* [Text shown]
————————
Labour members smile sweetly and silently nod. Tory members are jumping up and down in rage. We all agree that the Coalition Government is set to fail.
This is the state of play on the Public Administration Select Committee (PASC). It's a unanimous report published yesterday called “Change in Government: the agenda for leadership” (download a PDF of the report). PASC has been following up the promise made by the Prime Minister to “turn government on its head; taking power away from Whitehall and putting it into the hands of people and communities.” This involves the fantasy of the ‘Big Society’ The promise of localism which is really centralisation plus openness and transparency but not where Andy Coulson is concerned. They also promise a ‘post-bureaucratic age’. It will appear just after they have created their own new bureaucracies.
PASC’s chair Bernard Jenkins sums up the Coalitions tasks. 'What exactly is being done to implement this reform? What objectives are being set? What organisational changes are being made? How is the process being led? How lessons learned are being shared across departments. Is the civil service workforce engaged in the process of change? What will be the outcome in say three years’ time? The overall conclusion is stark.
————————
* [Extracted information]
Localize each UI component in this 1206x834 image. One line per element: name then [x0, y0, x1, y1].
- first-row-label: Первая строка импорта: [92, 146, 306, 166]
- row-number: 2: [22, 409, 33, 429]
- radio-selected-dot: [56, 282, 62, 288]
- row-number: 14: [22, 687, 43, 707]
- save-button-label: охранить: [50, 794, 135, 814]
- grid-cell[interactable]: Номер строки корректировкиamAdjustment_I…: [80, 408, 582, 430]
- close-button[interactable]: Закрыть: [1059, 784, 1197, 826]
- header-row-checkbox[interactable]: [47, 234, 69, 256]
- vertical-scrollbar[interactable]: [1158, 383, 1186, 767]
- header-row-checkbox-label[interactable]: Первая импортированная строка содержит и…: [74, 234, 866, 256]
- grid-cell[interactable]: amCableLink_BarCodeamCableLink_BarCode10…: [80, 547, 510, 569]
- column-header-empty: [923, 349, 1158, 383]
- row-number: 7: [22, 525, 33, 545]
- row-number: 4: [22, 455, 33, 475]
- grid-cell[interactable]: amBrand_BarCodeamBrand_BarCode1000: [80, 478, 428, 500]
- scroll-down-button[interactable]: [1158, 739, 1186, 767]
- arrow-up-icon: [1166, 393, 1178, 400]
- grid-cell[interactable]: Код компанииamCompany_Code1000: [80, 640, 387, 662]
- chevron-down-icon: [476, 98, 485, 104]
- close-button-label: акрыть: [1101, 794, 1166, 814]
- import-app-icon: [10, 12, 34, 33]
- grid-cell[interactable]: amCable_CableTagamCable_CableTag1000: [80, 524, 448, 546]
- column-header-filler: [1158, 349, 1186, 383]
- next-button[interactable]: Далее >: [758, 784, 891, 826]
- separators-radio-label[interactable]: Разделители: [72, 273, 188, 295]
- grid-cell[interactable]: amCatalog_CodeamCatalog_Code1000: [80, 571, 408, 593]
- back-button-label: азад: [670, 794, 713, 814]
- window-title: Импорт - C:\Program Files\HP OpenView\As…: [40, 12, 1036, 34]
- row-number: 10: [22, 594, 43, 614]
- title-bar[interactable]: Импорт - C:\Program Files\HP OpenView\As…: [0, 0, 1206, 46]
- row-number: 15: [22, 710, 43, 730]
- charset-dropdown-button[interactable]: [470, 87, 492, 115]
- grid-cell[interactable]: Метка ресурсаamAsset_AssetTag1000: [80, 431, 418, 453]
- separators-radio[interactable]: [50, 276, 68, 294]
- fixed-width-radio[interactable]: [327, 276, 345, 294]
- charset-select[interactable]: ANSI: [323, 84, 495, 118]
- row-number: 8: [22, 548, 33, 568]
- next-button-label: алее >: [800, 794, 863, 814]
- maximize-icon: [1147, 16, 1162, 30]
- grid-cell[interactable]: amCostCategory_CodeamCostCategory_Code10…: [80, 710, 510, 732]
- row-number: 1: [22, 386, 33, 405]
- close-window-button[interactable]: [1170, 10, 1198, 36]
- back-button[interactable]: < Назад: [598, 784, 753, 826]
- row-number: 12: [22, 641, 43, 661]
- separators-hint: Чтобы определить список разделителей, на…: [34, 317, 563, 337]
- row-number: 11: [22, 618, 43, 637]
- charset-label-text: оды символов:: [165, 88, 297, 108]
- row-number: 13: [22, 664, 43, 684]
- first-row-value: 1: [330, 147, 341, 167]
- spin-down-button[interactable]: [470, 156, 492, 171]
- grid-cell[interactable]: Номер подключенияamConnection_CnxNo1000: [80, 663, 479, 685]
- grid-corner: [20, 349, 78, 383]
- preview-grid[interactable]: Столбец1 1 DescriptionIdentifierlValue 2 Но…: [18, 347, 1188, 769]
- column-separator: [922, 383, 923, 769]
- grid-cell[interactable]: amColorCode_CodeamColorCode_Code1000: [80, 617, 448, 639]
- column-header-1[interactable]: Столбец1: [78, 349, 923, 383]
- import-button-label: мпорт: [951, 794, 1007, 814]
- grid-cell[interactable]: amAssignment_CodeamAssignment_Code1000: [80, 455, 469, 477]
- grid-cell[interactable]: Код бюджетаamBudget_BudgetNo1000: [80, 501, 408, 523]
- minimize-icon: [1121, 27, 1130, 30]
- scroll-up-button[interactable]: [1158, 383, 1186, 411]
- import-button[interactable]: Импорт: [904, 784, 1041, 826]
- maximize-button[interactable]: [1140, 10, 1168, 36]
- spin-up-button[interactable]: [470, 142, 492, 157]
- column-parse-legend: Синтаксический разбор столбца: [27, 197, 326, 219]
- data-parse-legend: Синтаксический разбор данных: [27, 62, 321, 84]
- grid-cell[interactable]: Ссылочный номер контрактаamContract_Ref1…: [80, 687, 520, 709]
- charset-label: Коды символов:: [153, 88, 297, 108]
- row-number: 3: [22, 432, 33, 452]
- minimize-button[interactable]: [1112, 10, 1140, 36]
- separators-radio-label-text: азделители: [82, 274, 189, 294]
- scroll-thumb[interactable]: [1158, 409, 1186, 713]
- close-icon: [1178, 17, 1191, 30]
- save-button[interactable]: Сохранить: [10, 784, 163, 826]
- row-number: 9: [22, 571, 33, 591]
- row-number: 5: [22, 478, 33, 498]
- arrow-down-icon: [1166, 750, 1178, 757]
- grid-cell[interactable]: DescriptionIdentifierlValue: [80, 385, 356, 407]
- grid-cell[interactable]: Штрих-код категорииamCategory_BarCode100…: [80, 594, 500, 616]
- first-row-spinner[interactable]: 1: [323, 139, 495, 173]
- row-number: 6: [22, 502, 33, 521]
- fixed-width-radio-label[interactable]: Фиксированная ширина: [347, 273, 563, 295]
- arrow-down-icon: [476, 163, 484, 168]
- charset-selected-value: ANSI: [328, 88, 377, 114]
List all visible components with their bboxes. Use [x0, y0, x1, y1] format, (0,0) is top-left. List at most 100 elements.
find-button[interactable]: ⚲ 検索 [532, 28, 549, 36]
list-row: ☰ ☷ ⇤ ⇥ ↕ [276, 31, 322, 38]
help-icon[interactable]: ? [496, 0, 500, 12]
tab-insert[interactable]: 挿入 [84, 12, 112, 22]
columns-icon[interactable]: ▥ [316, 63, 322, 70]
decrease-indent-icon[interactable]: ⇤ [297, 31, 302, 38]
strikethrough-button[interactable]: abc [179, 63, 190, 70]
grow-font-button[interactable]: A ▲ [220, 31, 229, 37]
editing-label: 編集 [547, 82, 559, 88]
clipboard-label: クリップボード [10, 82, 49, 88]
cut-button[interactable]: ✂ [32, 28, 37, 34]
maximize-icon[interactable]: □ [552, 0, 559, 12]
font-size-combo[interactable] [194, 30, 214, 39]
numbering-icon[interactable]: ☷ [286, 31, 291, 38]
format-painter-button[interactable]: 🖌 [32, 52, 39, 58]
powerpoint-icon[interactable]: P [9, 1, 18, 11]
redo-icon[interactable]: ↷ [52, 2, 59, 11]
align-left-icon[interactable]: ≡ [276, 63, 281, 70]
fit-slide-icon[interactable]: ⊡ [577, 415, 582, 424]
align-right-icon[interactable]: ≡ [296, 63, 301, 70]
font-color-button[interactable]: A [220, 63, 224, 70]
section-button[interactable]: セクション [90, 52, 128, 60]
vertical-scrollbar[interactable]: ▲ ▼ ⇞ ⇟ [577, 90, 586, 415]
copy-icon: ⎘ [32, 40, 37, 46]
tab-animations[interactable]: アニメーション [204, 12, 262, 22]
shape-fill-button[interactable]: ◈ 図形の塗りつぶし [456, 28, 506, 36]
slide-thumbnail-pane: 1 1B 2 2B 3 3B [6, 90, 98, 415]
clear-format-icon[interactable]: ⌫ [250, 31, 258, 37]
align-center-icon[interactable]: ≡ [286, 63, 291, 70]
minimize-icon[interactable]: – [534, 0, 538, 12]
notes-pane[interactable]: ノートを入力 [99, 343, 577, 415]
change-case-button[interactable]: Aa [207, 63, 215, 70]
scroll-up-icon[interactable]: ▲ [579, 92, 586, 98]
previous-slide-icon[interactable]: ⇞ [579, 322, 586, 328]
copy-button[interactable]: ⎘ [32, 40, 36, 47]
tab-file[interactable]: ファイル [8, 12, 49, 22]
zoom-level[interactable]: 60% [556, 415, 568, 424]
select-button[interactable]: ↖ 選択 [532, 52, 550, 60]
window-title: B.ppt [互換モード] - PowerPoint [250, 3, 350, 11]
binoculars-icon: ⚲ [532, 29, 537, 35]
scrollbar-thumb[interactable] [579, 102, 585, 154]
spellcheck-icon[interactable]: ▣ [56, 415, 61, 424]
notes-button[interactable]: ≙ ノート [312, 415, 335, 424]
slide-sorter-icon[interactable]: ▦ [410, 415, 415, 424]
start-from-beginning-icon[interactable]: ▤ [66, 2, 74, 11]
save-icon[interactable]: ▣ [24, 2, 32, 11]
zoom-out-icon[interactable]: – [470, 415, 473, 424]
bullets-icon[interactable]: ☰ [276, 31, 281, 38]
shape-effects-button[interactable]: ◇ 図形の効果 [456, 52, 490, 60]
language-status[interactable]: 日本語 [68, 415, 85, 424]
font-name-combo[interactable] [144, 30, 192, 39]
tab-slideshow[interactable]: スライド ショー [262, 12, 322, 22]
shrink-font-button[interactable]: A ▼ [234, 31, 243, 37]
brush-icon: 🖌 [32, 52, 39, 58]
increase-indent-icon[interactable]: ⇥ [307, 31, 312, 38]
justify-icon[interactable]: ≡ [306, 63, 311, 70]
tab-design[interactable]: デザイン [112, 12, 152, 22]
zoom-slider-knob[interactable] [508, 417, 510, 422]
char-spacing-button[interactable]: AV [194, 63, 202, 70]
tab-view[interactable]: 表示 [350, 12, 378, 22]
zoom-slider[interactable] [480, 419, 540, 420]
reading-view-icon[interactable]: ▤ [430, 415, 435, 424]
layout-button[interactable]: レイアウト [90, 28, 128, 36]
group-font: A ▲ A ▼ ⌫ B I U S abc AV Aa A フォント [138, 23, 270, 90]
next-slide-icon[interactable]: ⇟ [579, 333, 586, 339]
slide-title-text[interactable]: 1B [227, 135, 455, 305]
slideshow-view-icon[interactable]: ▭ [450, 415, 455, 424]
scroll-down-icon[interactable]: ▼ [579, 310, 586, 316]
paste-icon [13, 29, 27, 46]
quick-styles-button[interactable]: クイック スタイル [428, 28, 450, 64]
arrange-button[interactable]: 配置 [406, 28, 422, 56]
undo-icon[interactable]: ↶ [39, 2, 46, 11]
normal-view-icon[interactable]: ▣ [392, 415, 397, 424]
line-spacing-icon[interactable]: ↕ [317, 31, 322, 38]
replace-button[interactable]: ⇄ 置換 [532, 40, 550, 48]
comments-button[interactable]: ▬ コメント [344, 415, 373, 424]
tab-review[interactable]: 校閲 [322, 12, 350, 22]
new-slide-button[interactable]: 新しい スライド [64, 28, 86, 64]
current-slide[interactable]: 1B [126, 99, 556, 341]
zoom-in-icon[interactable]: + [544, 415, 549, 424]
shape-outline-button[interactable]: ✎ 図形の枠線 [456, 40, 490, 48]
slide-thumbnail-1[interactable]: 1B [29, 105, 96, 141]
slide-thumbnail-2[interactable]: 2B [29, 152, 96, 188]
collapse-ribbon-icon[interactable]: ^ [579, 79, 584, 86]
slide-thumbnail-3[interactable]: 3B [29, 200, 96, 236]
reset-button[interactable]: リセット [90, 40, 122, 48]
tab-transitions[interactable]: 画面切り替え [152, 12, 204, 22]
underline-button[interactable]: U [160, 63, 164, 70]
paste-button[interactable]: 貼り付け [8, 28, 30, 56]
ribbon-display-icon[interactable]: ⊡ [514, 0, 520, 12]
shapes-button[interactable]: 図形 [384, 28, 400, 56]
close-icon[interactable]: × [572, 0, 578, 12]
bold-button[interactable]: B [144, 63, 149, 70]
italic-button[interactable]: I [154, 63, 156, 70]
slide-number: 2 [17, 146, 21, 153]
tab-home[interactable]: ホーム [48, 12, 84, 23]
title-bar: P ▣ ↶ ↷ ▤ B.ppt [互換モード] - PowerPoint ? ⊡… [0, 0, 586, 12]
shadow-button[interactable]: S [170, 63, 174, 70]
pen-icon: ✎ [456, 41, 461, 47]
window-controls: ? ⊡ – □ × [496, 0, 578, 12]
————————
* [Written request]
Pick up the commentary on the Public Administration Select Committee report where it stops, and keep writing it.

* [Reply]
Unless government can develop and implement a comprehensive plan for cross-departmental reform in Whitehall, the Government's wider ambitions will fail. As our report points out, we know that the Prime Minister’s Director of Strategy, Steve Hilton, and others at senior levels in the Government, are exasperated by lack of progress and are apparently appalled by the ‘custom and practice’ of Whitehall…. The report also highlights the lack of specialist expertise and other key skills, institutional inertia and complacency which justify the Prime Minister's complaint about "the enemies of enterprise" within Whitehall (which so enraged the Cabinet Secretary)'.
Francis Maude seems content that he is 'doing stuff.' So far nothing works. The best evidence is in the Health Committee's report proving that trying to redesign the engine while the car is running in top gear is impossible. The reform of residential home inspections cut visits by 70%. Having heard all this before from other Governments it's difficult to suppress a yawn. David Blunkett talked of the 'rubber levers' of power. Politicians decide. The levers are pulled and nothing changes. John Prescott accepts his share of the blame for FiRe exchange debacles but fairly complains that the civil servant responsible forgot to tell him that costs had soared from £100 million to £400 million. Subsequently the Civil Servant was promoted.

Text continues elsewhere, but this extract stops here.